_WHAT IS REQUIRED_
Copy out every line of the records where the string "програм" occurs.

_EXCERPTED DATA_
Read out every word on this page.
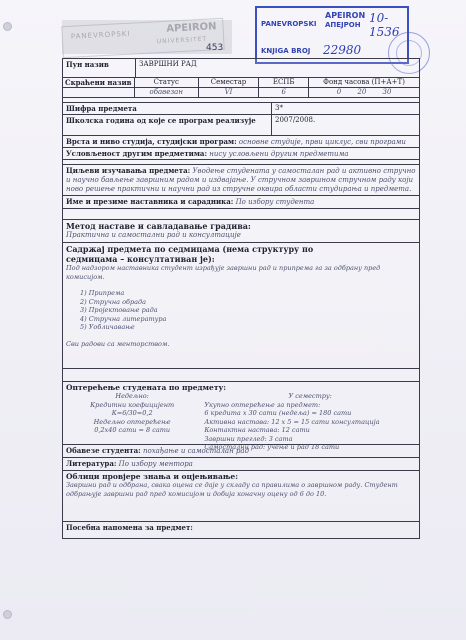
PANEVROPSKI
APEIRON
UNIVERSITET
453
PANEVROPSKI
APEIRON
АПЕЈРОН
KNJIGA BROJ
10-1536
22980
Пун назив	ЗАВРШНИ РАД
Скраћени назив	Статус	Семестар	ЕСПБ	Фонд часова (П+А+Т)
	обавезан	VI	6	0 20 30
Шифра предмета	3*
Школска година од које се програм реализује	2007/2008.
Врста и ниво студија, студијски програм: основне студије, први циклус, сви програми
Условљеност другим предметима: нису условљени другим предметима
Циљеви изучавања предмета: Уводење студената у самосталан рад и активно стручно и научно бављење завршним радом и издвајање. У стручном завршном стручном раду који ново решење практични и научни рад из стручне оквира области студирања и предмета.
Име и презиме наставника и сарадника: По избору студента
Метод наставе и савладавање градива:
Практична и самостални рад и консултације
Садржај предмета по седмицама (нема структуру по седмицама – консултативан је):
Под надзором наставника студент израђује завршни рад и припрема га за одбрану пред комисијом.
1) Припрема
2) Стручна обрада
3) Пројектовање рада
4) Стручна литература
5) Уобличавање
Сви радови са менторством.
Оптерећење студената по предмету:
Недељно:
Кредитни коефицијент
К=6/30=0,2
Недељно оптерећење
0,2х40 сати = 8 сати
У семестру:
Укупно оптерећење за предмет:
6 кредита х 30 сати (недеља) = 180 сати
Активна настава: 12 х 5 = 15 сати консултација
Контактна настава: 12 сати
Завршни преглед: 3 сата
Самостални рад: учење и рад 18 сати
Обавезе студента: похађање и самосталан рад
Литература: По избору ментора
Облици провјере знања и оцјењивање:
Завршни рад и одбрана, свака оцена се даје у складу са правилима о завршном раду. Студент одбрањује завршни рад пред комисијом и добија коначну оцену од 6 до 10.
Посебна напомена за предмет:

_EXERCISE OUTPUT_
Школска година од које се програм реализује	2007/2008.
Врста и ниво студија, студијски програм: основне студије, први циклус, сви програми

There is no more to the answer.